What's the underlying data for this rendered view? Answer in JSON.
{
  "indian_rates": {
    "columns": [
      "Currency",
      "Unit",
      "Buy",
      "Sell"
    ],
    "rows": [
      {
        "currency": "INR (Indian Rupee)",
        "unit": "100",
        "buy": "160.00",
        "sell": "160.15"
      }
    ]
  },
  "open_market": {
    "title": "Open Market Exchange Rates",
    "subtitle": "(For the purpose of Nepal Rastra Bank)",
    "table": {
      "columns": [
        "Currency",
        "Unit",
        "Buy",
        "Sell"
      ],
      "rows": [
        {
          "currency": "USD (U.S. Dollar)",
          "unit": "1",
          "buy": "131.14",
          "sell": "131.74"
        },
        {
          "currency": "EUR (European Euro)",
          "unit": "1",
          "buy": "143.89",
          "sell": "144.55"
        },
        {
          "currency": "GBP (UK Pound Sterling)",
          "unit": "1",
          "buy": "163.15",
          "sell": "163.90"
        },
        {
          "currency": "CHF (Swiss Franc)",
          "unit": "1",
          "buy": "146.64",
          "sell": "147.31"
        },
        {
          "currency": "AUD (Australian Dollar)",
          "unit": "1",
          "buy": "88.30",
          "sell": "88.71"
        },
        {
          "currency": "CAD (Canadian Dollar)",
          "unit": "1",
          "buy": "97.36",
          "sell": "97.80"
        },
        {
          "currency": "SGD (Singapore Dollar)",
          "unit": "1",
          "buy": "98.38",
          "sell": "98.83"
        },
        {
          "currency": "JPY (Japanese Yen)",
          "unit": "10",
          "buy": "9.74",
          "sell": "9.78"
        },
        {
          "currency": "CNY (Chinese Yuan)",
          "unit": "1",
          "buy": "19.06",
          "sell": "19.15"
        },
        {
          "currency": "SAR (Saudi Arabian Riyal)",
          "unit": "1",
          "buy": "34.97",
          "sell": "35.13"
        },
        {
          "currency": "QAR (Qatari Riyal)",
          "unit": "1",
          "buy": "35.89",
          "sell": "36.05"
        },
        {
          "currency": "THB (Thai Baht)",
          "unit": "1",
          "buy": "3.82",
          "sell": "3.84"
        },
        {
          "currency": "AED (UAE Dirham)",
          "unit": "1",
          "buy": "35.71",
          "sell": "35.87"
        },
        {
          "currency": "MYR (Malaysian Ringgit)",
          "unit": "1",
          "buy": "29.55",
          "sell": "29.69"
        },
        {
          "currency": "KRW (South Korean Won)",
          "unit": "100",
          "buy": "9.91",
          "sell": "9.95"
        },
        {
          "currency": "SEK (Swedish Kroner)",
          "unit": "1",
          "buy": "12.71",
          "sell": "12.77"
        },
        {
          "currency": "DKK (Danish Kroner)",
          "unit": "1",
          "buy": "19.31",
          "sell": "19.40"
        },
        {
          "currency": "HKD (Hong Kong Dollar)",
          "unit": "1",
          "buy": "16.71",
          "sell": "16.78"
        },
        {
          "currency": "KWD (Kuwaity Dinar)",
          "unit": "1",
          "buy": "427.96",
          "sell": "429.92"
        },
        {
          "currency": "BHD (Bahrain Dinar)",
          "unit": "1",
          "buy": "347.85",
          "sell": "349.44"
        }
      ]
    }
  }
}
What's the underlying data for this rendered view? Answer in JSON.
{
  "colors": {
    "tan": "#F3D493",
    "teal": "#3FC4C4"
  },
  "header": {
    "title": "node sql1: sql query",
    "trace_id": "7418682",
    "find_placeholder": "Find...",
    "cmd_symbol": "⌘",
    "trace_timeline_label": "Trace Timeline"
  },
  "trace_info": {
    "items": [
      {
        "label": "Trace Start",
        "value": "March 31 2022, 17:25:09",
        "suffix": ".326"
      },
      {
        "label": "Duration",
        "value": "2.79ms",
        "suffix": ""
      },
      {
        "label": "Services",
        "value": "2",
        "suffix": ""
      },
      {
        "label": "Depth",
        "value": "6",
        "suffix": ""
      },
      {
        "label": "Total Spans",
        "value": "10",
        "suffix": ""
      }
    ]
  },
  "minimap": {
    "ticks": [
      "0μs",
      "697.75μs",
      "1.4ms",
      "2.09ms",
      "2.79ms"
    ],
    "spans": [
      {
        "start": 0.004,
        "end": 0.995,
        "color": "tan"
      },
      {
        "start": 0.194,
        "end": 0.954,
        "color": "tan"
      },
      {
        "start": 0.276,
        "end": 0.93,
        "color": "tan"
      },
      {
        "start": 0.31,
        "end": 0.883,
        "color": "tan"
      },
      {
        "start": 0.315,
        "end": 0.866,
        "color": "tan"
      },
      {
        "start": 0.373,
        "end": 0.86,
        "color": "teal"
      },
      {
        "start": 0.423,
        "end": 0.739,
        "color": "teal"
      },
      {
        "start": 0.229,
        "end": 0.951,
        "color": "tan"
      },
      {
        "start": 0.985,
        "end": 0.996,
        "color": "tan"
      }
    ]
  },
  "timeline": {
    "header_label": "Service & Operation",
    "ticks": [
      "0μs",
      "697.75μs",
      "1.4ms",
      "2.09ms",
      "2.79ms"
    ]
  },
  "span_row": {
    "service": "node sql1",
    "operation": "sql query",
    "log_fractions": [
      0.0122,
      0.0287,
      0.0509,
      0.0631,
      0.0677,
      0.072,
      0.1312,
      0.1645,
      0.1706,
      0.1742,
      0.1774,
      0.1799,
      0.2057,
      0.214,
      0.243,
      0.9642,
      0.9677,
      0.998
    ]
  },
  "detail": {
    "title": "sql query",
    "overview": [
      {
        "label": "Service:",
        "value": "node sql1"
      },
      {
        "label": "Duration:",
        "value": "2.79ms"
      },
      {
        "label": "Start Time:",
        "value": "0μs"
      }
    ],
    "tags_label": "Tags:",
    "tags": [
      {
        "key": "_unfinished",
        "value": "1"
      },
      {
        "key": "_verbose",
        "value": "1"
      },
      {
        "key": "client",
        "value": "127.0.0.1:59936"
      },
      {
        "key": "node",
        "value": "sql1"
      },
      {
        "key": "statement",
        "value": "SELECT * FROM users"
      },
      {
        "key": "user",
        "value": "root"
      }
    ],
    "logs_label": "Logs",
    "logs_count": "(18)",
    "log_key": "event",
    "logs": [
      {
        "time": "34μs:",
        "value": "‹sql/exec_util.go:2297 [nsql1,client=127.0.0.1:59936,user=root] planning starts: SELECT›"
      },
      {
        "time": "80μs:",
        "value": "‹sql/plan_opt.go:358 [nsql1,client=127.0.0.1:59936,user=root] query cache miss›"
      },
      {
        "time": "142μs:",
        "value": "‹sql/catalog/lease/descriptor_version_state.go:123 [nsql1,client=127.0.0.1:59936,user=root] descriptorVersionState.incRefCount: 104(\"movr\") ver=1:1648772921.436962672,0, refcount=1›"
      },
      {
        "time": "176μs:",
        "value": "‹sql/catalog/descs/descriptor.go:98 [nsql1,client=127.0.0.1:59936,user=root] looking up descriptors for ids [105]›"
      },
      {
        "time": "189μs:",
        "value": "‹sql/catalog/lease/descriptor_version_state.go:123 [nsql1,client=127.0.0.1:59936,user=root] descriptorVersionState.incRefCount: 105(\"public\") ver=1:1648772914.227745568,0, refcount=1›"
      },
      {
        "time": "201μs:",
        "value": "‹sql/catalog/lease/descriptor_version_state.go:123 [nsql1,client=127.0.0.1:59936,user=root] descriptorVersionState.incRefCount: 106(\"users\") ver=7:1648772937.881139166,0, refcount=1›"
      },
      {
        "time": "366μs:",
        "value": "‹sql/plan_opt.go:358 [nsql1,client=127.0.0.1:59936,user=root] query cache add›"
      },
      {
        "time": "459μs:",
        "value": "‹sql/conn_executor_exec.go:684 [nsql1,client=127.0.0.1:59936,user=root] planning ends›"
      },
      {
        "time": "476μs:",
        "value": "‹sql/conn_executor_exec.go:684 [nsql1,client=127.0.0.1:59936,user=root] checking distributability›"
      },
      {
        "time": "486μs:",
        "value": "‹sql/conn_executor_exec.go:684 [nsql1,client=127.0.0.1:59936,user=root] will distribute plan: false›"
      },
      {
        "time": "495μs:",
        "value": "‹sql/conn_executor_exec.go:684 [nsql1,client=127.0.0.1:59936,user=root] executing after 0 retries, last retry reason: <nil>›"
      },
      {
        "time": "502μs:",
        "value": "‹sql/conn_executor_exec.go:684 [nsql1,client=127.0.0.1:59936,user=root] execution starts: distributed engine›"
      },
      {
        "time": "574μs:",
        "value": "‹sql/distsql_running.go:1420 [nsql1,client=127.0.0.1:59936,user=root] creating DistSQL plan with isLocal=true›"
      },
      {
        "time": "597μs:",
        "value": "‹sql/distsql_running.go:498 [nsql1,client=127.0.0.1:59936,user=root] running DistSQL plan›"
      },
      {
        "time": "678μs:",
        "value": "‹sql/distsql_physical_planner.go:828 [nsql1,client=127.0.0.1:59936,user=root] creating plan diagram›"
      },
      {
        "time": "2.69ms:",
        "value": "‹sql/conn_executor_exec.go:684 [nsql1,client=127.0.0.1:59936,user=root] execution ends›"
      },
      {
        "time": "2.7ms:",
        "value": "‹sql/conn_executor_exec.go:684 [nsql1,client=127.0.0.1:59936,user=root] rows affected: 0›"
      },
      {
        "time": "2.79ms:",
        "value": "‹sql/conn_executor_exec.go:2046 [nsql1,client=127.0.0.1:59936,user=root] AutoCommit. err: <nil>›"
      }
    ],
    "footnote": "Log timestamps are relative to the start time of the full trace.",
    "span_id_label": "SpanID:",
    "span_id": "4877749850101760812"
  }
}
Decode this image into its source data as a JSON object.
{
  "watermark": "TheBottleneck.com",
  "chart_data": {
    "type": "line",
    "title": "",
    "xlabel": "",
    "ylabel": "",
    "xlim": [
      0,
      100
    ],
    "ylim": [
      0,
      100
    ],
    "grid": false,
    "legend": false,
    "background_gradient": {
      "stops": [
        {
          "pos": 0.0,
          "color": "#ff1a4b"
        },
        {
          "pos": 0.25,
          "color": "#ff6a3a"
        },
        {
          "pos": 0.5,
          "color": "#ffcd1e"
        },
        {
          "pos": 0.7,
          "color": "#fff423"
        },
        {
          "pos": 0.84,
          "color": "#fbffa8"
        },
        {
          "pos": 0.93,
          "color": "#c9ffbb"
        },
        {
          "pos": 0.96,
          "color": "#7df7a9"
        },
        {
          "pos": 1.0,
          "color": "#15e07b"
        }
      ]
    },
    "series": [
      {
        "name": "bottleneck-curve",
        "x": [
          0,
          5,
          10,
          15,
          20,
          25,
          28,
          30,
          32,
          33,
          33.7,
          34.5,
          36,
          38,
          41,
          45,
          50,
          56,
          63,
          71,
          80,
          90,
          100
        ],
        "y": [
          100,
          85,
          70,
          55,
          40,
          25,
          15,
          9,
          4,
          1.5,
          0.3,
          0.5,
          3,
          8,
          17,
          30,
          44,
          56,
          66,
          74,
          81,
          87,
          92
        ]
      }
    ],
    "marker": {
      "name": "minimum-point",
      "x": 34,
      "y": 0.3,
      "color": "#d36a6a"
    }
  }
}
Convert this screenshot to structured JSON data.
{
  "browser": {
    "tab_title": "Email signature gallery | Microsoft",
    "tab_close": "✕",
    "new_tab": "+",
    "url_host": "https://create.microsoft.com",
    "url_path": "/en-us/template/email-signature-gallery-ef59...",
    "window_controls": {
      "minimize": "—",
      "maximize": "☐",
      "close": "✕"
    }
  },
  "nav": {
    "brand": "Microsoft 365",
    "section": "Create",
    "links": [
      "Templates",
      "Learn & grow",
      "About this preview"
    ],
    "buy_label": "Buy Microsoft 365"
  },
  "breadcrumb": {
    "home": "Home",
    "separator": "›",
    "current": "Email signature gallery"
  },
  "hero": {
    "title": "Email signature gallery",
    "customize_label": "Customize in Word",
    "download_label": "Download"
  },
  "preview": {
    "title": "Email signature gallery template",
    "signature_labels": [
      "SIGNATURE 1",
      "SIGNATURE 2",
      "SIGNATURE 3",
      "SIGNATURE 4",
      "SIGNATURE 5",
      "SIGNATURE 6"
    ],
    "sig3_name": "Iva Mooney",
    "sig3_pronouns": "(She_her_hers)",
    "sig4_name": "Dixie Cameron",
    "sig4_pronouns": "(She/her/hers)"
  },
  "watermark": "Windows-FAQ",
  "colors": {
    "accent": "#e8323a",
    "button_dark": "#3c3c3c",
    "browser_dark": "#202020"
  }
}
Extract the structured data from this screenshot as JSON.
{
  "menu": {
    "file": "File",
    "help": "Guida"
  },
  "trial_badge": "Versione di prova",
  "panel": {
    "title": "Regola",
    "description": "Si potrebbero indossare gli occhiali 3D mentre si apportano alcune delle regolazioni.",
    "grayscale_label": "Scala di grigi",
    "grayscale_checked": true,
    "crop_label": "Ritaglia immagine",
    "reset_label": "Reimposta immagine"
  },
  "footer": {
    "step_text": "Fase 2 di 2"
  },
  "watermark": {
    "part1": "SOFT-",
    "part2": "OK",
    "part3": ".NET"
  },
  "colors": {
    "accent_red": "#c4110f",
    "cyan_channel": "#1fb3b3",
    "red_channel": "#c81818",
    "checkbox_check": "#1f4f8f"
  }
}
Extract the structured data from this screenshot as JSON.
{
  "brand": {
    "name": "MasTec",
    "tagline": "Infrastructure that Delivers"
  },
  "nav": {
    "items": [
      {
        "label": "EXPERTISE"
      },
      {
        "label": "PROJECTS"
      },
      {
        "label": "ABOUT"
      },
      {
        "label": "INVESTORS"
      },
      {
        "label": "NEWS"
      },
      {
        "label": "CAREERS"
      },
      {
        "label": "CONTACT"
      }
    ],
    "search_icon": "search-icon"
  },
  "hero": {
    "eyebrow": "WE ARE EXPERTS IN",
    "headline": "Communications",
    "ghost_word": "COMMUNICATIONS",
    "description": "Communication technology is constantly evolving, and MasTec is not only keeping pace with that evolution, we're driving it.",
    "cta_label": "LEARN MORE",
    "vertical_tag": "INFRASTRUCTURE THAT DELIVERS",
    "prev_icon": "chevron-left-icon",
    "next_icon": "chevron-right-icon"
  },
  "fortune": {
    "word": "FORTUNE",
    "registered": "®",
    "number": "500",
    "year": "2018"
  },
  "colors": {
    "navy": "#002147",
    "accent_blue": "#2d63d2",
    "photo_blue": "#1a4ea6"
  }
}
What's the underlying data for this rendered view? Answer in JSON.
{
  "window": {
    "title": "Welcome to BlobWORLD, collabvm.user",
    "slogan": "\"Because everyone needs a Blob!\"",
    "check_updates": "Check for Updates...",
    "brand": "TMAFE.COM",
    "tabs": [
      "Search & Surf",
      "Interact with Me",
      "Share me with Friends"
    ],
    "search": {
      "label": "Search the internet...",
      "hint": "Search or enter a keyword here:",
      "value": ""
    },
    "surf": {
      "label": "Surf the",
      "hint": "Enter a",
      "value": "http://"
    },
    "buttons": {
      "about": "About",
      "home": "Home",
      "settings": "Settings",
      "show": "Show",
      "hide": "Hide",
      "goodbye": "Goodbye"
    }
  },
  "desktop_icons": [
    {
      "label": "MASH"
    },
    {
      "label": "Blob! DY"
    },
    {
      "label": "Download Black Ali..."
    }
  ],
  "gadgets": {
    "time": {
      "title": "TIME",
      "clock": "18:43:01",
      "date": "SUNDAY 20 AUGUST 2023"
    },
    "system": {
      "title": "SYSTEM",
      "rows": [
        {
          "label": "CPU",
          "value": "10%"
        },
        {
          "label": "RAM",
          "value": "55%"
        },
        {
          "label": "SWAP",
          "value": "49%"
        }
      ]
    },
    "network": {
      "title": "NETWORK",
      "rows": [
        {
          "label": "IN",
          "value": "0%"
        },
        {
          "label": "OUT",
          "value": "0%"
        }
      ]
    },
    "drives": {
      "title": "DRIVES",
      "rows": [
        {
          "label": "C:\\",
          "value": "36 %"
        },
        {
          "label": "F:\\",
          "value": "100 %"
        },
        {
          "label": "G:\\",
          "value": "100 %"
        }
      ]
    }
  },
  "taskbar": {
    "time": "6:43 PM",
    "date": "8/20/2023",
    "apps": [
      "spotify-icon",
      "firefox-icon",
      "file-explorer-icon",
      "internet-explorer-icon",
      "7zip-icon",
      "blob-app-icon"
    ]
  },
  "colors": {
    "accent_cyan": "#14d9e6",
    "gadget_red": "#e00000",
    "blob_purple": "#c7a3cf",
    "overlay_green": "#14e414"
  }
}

(EXERCISE GOAL) Read the entries and pick out all lines that include the word "description".

(OUTPUT FOR THIS EXERCISE)
    "description": "Si potrebbero indossare gli occhiali 3D mentre si apportano alcune delle regolazioni.",
    "description": "Communication technology is constantly evolving, and MasTec is not only keeping pace with that evolution, we're driving it.",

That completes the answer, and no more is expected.